Data extracted from a collection
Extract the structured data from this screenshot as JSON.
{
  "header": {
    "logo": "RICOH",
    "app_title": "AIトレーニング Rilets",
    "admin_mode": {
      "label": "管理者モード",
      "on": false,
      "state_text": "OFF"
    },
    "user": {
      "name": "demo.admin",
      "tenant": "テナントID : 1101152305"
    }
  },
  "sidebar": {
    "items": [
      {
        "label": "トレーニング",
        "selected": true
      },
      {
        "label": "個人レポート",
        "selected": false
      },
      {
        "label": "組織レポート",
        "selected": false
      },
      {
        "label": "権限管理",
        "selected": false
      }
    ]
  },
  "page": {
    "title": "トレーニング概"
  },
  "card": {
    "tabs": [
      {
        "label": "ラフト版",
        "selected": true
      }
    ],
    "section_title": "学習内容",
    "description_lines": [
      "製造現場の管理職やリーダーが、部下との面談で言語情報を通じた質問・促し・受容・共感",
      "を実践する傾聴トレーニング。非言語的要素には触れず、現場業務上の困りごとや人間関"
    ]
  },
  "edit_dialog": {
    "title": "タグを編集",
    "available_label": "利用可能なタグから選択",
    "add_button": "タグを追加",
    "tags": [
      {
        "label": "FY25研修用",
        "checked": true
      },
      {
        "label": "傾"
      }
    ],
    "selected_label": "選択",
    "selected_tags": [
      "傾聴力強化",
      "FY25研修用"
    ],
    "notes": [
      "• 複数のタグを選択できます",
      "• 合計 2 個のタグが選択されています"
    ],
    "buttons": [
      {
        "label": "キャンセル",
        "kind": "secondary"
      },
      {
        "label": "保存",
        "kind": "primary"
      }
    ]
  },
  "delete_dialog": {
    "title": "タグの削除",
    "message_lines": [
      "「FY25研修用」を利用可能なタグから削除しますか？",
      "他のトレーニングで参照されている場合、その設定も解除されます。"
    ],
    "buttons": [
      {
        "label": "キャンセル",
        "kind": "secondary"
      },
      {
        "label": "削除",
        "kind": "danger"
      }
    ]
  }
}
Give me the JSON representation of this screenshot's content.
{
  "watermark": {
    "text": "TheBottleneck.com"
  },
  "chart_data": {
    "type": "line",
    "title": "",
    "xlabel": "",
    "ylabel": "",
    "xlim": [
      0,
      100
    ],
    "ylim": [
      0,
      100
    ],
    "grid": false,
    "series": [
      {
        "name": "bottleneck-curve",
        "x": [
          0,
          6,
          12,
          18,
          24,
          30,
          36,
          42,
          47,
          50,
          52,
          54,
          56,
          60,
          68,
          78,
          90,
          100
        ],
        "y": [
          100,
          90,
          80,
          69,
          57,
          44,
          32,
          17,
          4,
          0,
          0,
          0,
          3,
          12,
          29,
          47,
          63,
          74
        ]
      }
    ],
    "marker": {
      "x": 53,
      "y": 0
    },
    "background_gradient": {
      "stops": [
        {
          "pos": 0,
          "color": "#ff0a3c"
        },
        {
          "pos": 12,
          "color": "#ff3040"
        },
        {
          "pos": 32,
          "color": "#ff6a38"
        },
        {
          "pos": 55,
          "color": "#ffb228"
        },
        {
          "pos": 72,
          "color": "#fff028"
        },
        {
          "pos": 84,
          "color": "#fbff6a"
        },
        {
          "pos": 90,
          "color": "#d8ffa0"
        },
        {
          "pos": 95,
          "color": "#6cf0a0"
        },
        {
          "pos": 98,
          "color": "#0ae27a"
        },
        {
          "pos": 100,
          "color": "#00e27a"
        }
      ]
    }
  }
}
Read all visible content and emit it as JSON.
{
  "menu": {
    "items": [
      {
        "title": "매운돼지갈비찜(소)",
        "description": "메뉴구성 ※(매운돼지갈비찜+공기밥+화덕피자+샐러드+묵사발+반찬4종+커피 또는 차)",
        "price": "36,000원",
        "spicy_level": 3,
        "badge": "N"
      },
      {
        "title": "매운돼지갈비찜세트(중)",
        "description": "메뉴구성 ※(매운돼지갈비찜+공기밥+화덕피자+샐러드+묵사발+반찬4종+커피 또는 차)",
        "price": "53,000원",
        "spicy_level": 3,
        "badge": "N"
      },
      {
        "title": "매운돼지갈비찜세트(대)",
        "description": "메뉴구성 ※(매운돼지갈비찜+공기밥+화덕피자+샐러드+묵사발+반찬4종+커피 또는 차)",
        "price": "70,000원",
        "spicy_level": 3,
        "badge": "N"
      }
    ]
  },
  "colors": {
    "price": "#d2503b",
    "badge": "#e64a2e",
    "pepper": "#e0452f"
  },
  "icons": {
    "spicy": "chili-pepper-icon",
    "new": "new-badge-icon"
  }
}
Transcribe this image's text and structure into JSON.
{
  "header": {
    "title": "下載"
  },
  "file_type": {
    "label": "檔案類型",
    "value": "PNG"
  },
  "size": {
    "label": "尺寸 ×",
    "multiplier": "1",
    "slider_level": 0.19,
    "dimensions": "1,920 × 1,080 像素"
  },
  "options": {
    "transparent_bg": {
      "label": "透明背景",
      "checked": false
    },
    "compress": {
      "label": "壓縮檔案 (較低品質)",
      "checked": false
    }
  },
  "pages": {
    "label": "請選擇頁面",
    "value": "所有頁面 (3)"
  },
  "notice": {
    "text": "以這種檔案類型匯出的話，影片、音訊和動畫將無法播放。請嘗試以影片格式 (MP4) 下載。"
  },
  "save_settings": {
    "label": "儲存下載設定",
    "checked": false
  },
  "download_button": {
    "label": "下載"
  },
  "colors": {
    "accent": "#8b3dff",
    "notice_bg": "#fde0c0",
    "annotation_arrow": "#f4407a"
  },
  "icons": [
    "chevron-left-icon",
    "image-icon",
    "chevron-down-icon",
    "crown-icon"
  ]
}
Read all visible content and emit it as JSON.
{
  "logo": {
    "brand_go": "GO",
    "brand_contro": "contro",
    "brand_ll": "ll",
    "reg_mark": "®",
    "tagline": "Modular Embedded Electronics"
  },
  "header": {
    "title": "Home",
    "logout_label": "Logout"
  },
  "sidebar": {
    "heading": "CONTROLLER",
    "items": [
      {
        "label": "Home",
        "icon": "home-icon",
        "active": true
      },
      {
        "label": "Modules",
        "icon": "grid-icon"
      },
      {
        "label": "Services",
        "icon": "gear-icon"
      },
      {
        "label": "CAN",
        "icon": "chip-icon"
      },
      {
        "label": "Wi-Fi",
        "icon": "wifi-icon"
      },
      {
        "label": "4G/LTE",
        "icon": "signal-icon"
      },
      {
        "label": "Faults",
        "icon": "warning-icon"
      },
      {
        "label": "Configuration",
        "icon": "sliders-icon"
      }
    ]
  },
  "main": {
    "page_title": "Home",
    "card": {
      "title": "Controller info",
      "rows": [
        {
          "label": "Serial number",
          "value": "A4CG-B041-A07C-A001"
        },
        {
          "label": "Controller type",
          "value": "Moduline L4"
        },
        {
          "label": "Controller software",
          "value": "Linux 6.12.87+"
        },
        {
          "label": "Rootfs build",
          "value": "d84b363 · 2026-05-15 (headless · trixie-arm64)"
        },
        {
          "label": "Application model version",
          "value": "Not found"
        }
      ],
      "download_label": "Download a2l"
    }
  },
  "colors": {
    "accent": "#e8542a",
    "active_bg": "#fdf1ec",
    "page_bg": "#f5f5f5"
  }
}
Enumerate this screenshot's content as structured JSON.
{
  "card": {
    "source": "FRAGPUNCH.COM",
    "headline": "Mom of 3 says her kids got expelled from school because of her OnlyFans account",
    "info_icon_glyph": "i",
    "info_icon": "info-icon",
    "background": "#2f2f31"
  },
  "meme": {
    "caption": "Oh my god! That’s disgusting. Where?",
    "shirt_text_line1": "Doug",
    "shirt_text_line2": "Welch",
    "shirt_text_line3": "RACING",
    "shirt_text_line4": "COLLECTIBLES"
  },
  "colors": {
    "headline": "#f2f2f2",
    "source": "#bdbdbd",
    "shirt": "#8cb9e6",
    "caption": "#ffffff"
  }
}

- **TASK GOAL**:
On how many lines does the word "매운돼지갈비찜세트" appear? Answer with only the number.

- **EXPECTED ANSWER**:
2